-- The data --
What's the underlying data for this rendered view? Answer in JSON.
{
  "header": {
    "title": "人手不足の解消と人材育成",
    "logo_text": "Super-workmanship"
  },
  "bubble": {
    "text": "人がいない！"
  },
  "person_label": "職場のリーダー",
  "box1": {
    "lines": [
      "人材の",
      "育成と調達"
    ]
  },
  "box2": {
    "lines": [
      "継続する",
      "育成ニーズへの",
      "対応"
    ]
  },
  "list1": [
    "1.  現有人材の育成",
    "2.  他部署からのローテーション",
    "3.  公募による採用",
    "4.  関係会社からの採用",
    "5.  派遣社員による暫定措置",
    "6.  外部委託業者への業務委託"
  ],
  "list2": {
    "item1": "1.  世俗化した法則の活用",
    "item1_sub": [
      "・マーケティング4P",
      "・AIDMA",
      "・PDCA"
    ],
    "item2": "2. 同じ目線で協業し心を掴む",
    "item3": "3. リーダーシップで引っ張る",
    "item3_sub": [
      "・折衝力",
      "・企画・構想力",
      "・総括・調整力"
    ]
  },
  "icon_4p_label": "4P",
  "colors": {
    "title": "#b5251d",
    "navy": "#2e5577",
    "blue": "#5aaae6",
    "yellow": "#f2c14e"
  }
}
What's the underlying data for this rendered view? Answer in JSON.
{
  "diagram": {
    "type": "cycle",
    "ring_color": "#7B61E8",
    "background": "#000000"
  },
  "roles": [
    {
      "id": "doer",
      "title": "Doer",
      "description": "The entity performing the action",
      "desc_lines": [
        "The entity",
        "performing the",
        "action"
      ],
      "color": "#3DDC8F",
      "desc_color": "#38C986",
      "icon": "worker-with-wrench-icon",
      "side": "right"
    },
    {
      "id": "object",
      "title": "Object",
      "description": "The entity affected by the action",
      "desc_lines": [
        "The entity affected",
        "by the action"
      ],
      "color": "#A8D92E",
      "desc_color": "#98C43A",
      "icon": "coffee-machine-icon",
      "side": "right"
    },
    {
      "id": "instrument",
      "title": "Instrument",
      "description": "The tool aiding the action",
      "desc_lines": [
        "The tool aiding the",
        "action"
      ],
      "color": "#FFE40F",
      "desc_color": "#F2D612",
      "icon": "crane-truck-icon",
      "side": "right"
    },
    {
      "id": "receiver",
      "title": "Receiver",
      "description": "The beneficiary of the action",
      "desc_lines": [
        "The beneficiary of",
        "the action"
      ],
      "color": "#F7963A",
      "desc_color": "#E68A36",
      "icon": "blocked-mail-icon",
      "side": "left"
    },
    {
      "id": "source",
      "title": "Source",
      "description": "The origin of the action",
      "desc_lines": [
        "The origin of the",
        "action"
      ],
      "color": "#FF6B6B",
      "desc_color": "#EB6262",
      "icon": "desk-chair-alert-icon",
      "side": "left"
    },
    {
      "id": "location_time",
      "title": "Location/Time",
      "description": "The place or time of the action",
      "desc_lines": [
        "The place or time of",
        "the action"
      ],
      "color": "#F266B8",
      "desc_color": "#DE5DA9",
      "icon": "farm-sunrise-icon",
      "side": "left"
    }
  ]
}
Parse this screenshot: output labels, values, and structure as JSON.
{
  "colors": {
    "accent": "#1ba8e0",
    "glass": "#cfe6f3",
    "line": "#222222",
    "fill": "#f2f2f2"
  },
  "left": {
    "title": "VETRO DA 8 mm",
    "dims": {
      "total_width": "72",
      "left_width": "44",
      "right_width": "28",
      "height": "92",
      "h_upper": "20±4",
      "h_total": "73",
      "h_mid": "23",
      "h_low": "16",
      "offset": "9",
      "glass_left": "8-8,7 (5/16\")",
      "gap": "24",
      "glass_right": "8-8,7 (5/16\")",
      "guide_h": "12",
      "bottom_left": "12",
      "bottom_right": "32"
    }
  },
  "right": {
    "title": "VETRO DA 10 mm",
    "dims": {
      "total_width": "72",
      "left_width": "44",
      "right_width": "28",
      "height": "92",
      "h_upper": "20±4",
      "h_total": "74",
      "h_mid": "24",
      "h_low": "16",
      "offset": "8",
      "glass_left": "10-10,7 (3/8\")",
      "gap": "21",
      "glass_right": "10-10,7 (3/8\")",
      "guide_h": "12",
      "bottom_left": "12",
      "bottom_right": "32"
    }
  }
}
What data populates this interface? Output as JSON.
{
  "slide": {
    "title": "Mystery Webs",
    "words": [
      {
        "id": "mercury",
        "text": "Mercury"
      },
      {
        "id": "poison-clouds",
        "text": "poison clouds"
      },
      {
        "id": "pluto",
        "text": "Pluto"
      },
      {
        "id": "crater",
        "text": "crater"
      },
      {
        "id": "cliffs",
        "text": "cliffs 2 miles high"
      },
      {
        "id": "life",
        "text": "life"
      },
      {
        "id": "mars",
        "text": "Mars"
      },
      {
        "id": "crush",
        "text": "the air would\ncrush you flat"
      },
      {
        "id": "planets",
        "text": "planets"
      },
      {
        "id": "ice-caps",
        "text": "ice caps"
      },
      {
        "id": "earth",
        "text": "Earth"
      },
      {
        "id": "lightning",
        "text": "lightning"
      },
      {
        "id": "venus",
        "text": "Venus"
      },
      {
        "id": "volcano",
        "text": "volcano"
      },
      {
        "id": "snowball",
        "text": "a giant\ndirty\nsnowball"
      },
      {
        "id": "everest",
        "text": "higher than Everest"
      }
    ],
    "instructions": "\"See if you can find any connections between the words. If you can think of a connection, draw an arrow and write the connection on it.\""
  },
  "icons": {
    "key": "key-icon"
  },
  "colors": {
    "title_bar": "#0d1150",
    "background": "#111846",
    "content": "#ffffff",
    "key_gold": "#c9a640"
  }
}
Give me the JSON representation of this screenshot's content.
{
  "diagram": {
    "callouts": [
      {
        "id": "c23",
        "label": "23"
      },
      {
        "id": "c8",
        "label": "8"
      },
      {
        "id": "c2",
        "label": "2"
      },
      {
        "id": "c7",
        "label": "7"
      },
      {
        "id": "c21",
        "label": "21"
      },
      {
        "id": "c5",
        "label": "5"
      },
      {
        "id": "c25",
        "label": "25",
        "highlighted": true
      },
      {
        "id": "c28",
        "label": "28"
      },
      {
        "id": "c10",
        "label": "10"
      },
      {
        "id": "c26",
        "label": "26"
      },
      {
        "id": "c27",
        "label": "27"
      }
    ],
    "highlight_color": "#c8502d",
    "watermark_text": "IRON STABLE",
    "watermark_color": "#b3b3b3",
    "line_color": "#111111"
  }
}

-- Work instructions --
State the number of lines in the records that include "tool", and write nothing else.

-- Response for this exercise --
2